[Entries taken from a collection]
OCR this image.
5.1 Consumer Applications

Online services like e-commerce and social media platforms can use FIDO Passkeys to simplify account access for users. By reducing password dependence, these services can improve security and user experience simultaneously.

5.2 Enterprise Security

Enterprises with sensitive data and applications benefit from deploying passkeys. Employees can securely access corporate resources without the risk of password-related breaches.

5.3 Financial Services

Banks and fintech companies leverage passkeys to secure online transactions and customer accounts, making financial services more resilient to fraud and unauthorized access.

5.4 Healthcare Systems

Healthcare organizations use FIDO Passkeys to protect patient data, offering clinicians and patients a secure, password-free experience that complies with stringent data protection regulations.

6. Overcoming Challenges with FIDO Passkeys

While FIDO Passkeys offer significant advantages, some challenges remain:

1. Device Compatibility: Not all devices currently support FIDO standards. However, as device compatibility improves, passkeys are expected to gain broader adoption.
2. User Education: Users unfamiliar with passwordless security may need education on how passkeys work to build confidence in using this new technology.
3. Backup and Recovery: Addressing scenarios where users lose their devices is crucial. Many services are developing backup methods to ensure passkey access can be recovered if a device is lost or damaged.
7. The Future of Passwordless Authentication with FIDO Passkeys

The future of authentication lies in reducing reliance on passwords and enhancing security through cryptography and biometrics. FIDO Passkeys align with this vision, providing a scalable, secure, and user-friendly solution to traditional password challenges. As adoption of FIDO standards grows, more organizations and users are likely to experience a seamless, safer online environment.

TO DO:
Return each line of the data that contains the string "device".

YOUR RESPONSE:
1. Device Compatibility: Not all devices currently support FIDO standards. However, as device compatibility improves, passkeys are expected to gain broader adoption.
3. Backup and Recovery: Addressing scenarios where users lose their devices is crucial. Many services are developing backup methods to ensure passkey access can be recovered if a device is lost or damaged.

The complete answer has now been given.